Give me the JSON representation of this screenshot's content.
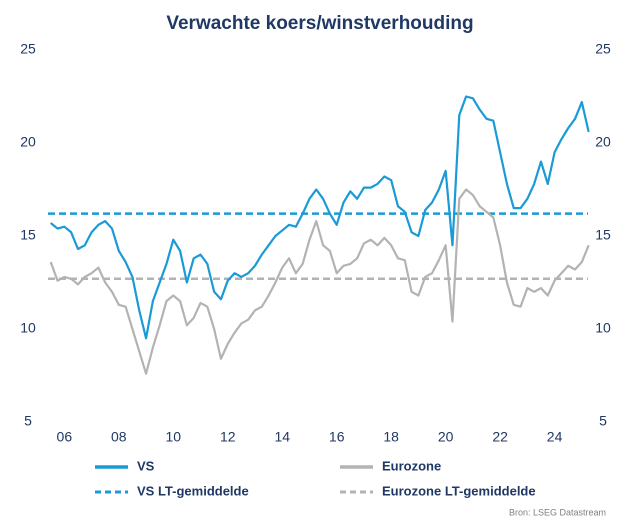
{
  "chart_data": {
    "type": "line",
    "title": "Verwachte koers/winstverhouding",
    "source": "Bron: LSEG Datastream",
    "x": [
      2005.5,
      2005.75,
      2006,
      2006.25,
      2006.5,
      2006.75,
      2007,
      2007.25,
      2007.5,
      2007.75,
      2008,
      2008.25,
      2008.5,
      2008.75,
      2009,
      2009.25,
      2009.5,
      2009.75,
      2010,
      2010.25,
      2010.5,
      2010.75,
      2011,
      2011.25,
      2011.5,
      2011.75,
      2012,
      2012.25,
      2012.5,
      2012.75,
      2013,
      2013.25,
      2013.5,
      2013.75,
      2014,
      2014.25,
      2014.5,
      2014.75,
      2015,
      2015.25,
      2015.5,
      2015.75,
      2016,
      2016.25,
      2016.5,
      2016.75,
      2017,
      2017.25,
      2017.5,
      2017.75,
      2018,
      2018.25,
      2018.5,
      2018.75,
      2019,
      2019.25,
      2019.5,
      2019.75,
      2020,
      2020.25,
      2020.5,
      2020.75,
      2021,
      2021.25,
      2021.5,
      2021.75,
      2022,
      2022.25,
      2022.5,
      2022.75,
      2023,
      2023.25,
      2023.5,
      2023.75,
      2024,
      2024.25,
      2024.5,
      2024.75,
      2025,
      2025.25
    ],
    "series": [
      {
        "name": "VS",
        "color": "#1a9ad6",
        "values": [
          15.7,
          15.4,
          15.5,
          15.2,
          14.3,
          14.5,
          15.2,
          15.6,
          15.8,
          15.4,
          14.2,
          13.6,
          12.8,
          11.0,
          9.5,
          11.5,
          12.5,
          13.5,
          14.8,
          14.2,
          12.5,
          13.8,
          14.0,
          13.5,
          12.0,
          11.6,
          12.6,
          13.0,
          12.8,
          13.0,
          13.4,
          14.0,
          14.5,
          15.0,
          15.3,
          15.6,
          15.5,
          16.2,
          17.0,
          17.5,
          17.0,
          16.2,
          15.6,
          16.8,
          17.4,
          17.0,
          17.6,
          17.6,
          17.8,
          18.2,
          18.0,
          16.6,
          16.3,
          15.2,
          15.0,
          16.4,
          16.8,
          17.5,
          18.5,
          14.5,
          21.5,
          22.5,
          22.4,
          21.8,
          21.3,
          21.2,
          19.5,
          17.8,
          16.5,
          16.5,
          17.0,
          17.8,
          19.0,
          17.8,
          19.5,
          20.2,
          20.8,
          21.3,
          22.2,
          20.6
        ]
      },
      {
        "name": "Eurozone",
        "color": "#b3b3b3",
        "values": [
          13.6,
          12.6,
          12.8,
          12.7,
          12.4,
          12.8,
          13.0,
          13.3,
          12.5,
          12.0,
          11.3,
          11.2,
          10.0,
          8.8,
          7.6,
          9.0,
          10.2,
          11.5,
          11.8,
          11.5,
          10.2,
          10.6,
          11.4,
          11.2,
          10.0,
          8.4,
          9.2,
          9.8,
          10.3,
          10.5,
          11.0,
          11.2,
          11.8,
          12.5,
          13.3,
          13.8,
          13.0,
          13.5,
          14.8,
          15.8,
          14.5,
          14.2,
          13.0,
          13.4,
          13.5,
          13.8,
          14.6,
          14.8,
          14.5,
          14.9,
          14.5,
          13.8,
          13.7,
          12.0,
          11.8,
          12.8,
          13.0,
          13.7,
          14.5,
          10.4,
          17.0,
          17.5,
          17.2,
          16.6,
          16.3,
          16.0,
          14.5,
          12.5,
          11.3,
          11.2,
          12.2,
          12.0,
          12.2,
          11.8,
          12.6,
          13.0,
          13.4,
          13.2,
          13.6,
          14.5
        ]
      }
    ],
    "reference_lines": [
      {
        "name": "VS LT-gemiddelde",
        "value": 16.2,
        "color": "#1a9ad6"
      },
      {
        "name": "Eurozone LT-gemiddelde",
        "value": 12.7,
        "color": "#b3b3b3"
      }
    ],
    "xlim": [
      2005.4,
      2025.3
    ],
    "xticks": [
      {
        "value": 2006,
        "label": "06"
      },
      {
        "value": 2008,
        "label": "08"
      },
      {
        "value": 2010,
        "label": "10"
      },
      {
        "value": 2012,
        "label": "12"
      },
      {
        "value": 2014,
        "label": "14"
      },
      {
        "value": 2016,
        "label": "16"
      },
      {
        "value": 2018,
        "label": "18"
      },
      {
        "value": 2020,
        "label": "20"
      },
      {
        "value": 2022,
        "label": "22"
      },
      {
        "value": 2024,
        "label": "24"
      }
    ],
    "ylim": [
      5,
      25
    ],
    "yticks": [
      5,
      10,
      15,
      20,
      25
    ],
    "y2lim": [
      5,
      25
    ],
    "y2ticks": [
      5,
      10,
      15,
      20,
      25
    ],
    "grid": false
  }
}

━━━━━━━━━━━━━━━━

Exercise details: Copy all lines from the entries that contain the word "gemiddelde".

Full response:
        "name": "VS LT-gemiddelde",
        "name": "Eurozone LT-gemiddelde",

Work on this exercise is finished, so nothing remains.